**Required task**
Copy out the entries exactly, from the first line to the last.

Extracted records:
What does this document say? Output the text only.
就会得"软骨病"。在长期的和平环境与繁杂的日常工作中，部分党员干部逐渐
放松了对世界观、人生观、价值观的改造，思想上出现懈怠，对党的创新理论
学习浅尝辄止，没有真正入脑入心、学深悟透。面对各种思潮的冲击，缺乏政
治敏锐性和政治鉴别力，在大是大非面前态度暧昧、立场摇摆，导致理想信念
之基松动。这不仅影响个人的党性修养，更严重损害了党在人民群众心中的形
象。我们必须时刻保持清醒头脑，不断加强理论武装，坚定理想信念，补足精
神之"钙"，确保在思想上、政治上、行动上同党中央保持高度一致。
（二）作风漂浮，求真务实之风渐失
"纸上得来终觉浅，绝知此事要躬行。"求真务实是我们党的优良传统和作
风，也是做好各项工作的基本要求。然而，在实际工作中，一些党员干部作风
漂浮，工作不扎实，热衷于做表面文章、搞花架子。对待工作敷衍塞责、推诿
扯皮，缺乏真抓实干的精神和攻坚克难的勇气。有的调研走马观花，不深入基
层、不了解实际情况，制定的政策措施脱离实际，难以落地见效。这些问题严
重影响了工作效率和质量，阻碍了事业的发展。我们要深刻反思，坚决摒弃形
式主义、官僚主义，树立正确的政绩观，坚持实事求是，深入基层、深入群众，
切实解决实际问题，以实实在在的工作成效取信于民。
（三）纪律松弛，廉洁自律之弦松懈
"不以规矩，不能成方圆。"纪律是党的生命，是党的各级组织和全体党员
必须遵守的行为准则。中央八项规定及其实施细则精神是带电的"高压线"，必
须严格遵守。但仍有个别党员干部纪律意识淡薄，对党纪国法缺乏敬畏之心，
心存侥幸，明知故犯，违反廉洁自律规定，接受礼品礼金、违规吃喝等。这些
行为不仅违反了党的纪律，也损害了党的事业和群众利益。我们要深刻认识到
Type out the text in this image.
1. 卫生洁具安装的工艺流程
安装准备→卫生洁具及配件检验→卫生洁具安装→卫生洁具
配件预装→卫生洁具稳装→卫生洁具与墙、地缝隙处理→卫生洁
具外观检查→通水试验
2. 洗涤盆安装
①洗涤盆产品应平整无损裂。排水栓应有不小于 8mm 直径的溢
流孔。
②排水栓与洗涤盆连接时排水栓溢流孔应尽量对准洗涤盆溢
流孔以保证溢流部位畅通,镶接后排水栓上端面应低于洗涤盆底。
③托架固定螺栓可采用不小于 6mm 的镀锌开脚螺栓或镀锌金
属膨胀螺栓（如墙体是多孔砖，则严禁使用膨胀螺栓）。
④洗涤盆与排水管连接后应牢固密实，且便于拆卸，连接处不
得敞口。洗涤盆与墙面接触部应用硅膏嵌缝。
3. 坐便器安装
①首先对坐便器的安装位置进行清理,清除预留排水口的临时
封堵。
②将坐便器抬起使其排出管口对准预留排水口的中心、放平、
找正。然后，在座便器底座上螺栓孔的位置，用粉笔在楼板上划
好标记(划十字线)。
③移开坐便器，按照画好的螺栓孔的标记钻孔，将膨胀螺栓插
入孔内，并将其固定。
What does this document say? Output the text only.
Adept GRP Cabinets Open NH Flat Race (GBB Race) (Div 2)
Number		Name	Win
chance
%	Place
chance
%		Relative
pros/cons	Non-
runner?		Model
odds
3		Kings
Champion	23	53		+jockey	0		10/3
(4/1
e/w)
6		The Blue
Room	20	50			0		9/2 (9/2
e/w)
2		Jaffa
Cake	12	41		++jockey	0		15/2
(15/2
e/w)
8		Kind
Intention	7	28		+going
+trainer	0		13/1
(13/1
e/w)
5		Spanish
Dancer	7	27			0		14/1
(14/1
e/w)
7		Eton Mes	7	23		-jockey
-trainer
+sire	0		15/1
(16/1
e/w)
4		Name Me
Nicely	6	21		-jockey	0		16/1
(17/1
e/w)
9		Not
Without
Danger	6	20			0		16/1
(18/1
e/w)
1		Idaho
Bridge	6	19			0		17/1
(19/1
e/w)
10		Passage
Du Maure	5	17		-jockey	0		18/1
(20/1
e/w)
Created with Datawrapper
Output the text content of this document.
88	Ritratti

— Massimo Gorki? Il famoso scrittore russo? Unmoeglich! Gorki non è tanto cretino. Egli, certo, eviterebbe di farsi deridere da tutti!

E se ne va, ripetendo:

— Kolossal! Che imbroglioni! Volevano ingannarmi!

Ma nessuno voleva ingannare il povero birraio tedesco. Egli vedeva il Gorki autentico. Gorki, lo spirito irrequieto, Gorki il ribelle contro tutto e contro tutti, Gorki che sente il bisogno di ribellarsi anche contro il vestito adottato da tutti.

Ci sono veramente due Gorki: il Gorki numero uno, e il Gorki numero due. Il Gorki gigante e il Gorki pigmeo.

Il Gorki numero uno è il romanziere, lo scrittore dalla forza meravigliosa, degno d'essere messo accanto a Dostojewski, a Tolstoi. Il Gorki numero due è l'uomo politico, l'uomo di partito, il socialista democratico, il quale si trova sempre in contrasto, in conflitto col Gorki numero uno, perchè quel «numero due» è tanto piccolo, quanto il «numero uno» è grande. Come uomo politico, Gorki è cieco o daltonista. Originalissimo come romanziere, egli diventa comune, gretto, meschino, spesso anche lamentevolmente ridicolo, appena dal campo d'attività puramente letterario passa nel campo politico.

**Result of this exercise**
What does this document say? Output the text only.
就会得"软骨病"。在长期的和平环境与繁杂的日常工作中，部分党员干部逐渐
放松了对世界观、人生观、价值观的改造，思想上出现懈怠，对党的创新理论
学习浅尝辄止，没有真正入脑入心、学深悟透。面对各种思潮的冲击，缺乏政
治敏锐性和政治鉴别力，在大是大非面前态度暧昧、立场摇摆，导致理想信念
之基松动。这不仅影响个人的党性修养，更严重损害了党在人民群众心中的形
象。我们必须时刻保持清醒头脑，不断加强理论武装，坚定理想信念，补足精
神之"钙"，确保在思想上、政治上、行动上同党中央保持高度一致。
（二）作风漂浮，求真务实之风渐失
"纸上得来终觉浅，绝知此事要躬行。"求真务实是我们党的优良传统和作
风，也是做好各项工作的基本要求。然而，在实际工作中，一些党员干部作风
漂浮，工作不扎实，热衷于做表面文章、搞花架子。对待工作敷衍塞责、推诿
扯皮，缺乏真抓实干的精神和攻坚克难的勇气。有的调研走马观花，不深入基
层、不了解实际情况，制定的政策措施脱离实际，难以落地见效。这些问题严
重影响了工作效率和质量，阻碍了事业的发展。我们要深刻反思，坚决摒弃形
式主义、官僚主义，树立正确的政绩观，坚持实事求是，深入基层、深入群众，
切实解决实际问题，以实实在在的工作成效取信于民。
（三）纪律松弛，廉洁自律之弦松懈
"不以规矩，不能成方圆。"纪律是党的生命，是党的各级组织和全体党员
必须遵守的行为准则。中央八项规定及其实施细则精神是带电的"高压线"，必
须严格遵守。但仍有个别党员干部纪律意识淡薄，对党纪国法缺乏敬畏之心，
心存侥幸，明知故犯，违反廉洁自律规定，接受礼品礼金、违规吃喝等。这些
行为不仅违反了党的纪律，也损害了党的事业和群众利益。我们要深刻认识到
Type out the text in this image.
1. 卫生洁具安装的工艺流程
安装准备→卫生洁具及配件检验→卫生洁具安装→卫生洁具
配件预装→卫生洁具稳装→卫生洁具与墙、地缝隙处理→卫生洁
具外观检查→通水试验
2. 洗涤盆安装
①洗涤盆产品应平整无损裂。排水栓应有不小于 8mm 直径的溢
流孔。
②排水栓与洗涤盆连接时排水栓溢流孔应尽量对准洗涤盆溢
流孔以保证溢流部位畅通,镶接后排水栓上端面应低于洗涤盆底。
③托架固定螺栓可采用不小于 6mm 的镀锌开脚螺栓或镀锌金
属膨胀螺栓（如墙体是多孔砖，则严禁使用膨胀螺栓）。
④洗涤盆与排水管连接后应牢固密实，且便于拆卸，连接处不
得敞口。洗涤盆与墙面接触部应用硅膏嵌缝。
3. 坐便器安装
①首先对坐便器的安装位置进行清理,清除预留排水口的临时
封堵。
②将坐便器抬起使其排出管口对准预留排水口的中心、放平、
找正。然后，在座便器底座上螺栓孔的位置，用粉笔在楼板上划
好标记(划十字线)。
③移开坐便器，按照画好的螺栓孔的标记钻孔，将膨胀螺栓插
入孔内，并将其固定。
What does this document say? Output the text only.
Adept GRP Cabinets Open NH Flat Race (GBB Race) (Div 2)
Number		Name	Win
chance
%	Place
chance
%		Relative
pros/cons	Non-
runner?		Model
odds
3		Kings
Champion	23	53		+jockey	0		10/3
(4/1
e/w)
6		The Blue
Room	20	50			0		9/2 (9/2
e/w)
2		Jaffa
Cake	12	41		++jockey	0		15/2
(15/2
e/w)
8		Kind
Intention	7	28		+going
+trainer	0		13/1
(13/1
e/w)
5		Spanish
Dancer	7	27			0		14/1
(14/1
e/w)
7		Eton Mes	7	23		-jockey
-trainer
+sire	0		15/1
(16/1
e/w)
4		Name Me
Nicely	6	21		-jockey	0		16/1
(17/1
e/w)
9		Not
Without
Danger	6	20			0		16/1
(18/1
e/w)
1		Idaho
Bridge	6	19			0		17/1
(19/1
e/w)
10		Passage
Du Maure	5	17		-jockey	0		18/1
(20/1
e/w)
Created with Datawrapper
Output the text content of this document.
88	Ritratti

— Massimo Gorki? Il famoso scrittore russo? Unmoeglich! Gorki non è tanto cretino. Egli, certo, eviterebbe di farsi deridere da tutti!

E se ne va, ripetendo:

— Kolossal! Che imbroglioni! Volevano ingannarmi!

Ma nessuno voleva ingannare il povero birraio tedesco. Egli vedeva il Gorki autentico. Gorki, lo spirito irrequieto, Gorki il ribelle contro tutto e contro tutti, Gorki che sente il bisogno di ribellarsi anche contro il vestito adottato da tutti.

Ci sono veramente due Gorki: il Gorki numero uno, e il Gorki numero due. Il Gorki gigante e il Gorki pigmeo.

Il Gorki numero uno è il romanziere, lo scrittore dalla forza meravigliosa, degno d'essere messo accanto a Dostojewski, a Tolstoi. Il Gorki numero due è l'uomo politico, l'uomo di partito, il socialista democratico, il quale si trova sempre in contrasto, in conflitto col Gorki numero uno, perchè quel «numero due» è tanto piccolo, quanto il «numero uno» è grande. Come uomo politico, Gorki è cieco o daltonista. Originalissimo come romanziere, egli diventa comune, gretto, meschino, spesso anche lamentevolmente ridicolo, appena dal campo d'attività puramente letterario passa nel campo politico.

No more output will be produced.